# DATA RECORDS
— Start —

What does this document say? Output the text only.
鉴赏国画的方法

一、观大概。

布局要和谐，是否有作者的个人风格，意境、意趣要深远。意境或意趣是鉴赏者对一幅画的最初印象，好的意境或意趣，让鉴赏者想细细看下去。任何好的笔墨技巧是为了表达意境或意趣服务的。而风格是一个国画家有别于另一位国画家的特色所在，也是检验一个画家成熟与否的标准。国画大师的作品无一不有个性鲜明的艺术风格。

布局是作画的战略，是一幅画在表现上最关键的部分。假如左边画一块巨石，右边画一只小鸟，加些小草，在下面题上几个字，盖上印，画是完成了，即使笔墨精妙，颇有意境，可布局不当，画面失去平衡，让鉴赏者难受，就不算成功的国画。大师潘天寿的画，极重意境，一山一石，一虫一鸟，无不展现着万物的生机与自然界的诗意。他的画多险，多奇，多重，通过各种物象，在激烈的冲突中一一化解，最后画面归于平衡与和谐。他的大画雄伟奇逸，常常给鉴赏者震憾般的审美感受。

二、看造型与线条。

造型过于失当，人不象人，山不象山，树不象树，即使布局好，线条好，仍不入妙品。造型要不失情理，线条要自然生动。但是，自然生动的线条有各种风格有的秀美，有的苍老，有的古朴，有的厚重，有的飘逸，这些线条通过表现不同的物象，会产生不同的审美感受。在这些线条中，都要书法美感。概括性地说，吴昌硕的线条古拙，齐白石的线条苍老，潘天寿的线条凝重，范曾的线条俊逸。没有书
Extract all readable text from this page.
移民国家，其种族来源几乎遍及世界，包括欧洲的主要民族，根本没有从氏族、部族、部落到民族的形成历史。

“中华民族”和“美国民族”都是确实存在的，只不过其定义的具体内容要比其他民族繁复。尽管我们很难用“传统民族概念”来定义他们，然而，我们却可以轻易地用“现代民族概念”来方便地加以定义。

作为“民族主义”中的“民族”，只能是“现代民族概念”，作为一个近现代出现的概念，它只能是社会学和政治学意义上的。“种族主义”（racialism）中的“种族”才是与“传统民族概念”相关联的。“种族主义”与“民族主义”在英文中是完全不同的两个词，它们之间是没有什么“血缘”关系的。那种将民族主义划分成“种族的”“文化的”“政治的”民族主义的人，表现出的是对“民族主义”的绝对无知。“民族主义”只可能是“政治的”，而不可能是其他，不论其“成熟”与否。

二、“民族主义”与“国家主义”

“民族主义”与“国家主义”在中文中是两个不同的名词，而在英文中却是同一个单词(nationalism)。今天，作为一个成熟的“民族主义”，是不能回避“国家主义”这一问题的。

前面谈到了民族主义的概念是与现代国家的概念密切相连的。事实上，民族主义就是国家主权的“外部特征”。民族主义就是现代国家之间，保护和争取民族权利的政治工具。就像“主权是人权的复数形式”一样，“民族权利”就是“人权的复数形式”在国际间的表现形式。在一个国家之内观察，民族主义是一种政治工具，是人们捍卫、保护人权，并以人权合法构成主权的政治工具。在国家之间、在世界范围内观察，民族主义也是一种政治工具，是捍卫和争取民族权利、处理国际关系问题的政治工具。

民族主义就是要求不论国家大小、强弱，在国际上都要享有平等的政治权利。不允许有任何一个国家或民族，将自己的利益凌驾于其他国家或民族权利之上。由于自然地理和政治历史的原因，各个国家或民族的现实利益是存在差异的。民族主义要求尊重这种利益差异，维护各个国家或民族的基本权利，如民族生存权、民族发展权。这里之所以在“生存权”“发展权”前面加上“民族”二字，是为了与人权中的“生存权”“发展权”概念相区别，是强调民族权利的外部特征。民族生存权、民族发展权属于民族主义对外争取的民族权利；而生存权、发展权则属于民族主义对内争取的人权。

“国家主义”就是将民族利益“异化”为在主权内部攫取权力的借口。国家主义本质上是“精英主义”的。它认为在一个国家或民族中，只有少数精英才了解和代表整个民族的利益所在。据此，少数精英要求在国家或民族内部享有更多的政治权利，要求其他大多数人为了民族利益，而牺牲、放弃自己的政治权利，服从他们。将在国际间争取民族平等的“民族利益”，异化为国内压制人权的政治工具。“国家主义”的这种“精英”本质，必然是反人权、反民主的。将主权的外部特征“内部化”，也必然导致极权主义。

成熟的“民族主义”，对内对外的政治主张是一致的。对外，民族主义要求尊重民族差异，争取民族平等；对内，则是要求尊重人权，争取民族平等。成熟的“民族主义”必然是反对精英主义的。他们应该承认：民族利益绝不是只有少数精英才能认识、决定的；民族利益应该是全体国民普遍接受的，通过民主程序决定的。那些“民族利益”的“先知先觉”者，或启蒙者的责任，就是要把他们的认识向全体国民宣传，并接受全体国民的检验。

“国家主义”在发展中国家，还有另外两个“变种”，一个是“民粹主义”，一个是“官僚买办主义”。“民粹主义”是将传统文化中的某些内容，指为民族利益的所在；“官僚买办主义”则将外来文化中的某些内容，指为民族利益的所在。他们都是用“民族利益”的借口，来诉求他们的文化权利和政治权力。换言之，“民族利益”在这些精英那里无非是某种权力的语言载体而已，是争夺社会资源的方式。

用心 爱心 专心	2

— End —

Write out all the entries exactly.

# TASK SOLUTION
What does this document say? Output the text only.
鉴赏国画的方法

一、观大概。

布局要和谐，是否有作者的个人风格，意境、意趣要深远。意境或意趣是鉴赏者对一幅画的最初印象，好的意境或意趣，让鉴赏者想细细看下去。任何好的笔墨技巧是为了表达意境或意趣服务的。而风格是一个国画家有别于另一位国画家的特色所在，也是检验一个画家成熟与否的标准。国画大师的作品无一不有个性鲜明的艺术风格。

布局是作画的战略，是一幅画在表现上最关键的部分。假如左边画一块巨石，右边画一只小鸟，加些小草，在下面题上几个字，盖上印，画是完成了，即使笔墨精妙，颇有意境，可布局不当，画面失去平衡，让鉴赏者难受，就不算成功的国画。大师潘天寿的画，极重意境，一山一石，一虫一鸟，无不展现着万物的生机与自然界的诗意。他的画多险，多奇，多重，通过各种物象，在激烈的冲突中一一化解，最后画面归于平衡与和谐。他的大画雄伟奇逸，常常给鉴赏者震憾般的审美感受。

二、看造型与线条。

造型过于失当，人不象人，山不象山，树不象树，即使布局好，线条好，仍不入妙品。造型要不失情理，线条要自然生动。但是，自然生动的线条有各种风格有的秀美，有的苍老，有的古朴，有的厚重，有的飘逸，这些线条通过表现不同的物象，会产生不同的审美感受。在这些线条中，都要书法美感。概括性地说，吴昌硕的线条古拙，齐白石的线条苍老，潘天寿的线条凝重，范曾的线条俊逸。没有书
Extract all readable text from this page.
移民国家，其种族来源几乎遍及世界，包括欧洲的主要民族，根本没有从氏族、部族、部落到民族的形成历史。

“中华民族”和“美国民族”都是确实存在的，只不过其定义的具体内容要比其他民族繁复。尽管我们很难用“传统民族概念”来定义他们，然而，我们却可以轻易地用“现代民族概念”来方便地加以定义。

作为“民族主义”中的“民族”，只能是“现代民族概念”，作为一个近现代出现的概念，它只能是社会学和政治学意义上的。“种族主义”（racialism）中的“种族”才是与“传统民族概念”相关联的。“种族主义”与“民族主义”在英文中是完全不同的两个词，它们之间是没有什么“血缘”关系的。那种将民族主义划分成“种族的”“文化的”“政治的”民族主义的人，表现出的是对“民族主义”的绝对无知。“民族主义”只可能是“政治的”，而不可能是其他，不论其“成熟”与否。

二、“民族主义”与“国家主义”

“民族主义”与“国家主义”在中文中是两个不同的名词，而在英文中却是同一个单词(nationalism)。今天，作为一个成熟的“民族主义”，是不能回避“国家主义”这一问题的。

前面谈到了民族主义的概念是与现代国家的概念密切相连的。事实上，民族主义就是国家主权的“外部特征”。民族主义就是现代国家之间，保护和争取民族权利的政治工具。就像“主权是人权的复数形式”一样，“民族权利”就是“人权的复数形式”在国际间的表现形式。在一个国家之内观察，民族主义是一种政治工具，是人们捍卫、保护人权，并以人权合法构成主权的政治工具。在国家之间、在世界范围内观察，民族主义也是一种政治工具，是捍卫和争取民族权利、处理国际关系问题的政治工具。

民族主义就是要求不论国家大小、强弱，在国际上都要享有平等的政治权利。不允许有任何一个国家或民族，将自己的利益凌驾于其他国家或民族权利之上。由于自然地理和政治历史的原因，各个国家或民族的现实利益是存在差异的。民族主义要求尊重这种利益差异，维护各个国家或民族的基本权利，如民族生存权、民族发展权。这里之所以在“生存权”“发展权”前面加上“民族”二字，是为了与人权中的“生存权”“发展权”概念相区别，是强调民族权利的外部特征。民族生存权、民族发展权属于民族主义对外争取的民族权利；而生存权、发展权则属于民族主义对内争取的人权。

“国家主义”就是将民族利益“异化”为在主权内部攫取权力的借口。国家主义本质上是“精英主义”的。它认为在一个国家或民族中，只有少数精英才了解和代表整个民族的利益所在。据此，少数精英要求在国家或民族内部享有更多的政治权利，要求其他大多数人为了民族利益，而牺牲、放弃自己的政治权利，服从他们。将在国际间争取民族平等的“民族利益”，异化为国内压制人权的政治工具。“国家主义”的这种“精英”本质，必然是反人权、反民主的。将主权的外部特征“内部化”，也必然导致极权主义。

成熟的“民族主义”，对内对外的政治主张是一致的。对外，民族主义要求尊重民族差异，争取民族平等；对内，则是要求尊重人权，争取民族平等。成熟的“民族主义”必然是反对精英主义的。他们应该承认：民族利益绝不是只有少数精英才能认识、决定的；民族利益应该是全体国民普遍接受的，通过民主程序决定的。那些“民族利益”的“先知先觉”者，或启蒙者的责任，就是要把他们的认识向全体国民宣传，并接受全体国民的检验。

“国家主义”在发展中国家，还有另外两个“变种”，一个是“民粹主义”，一个是“官僚买办主义”。“民粹主义”是将传统文化中的某些内容，指为民族利益的所在；“官僚买办主义”则将外来文化中的某些内容，指为民族利益的所在。他们都是用“民族利益”的借口，来诉求他们的文化权利和政治权力。换言之，“民族利益”在这些精英那里无非是某种权力的语言载体而已，是争夺社会资源的方式。

用心 爱心 专心	2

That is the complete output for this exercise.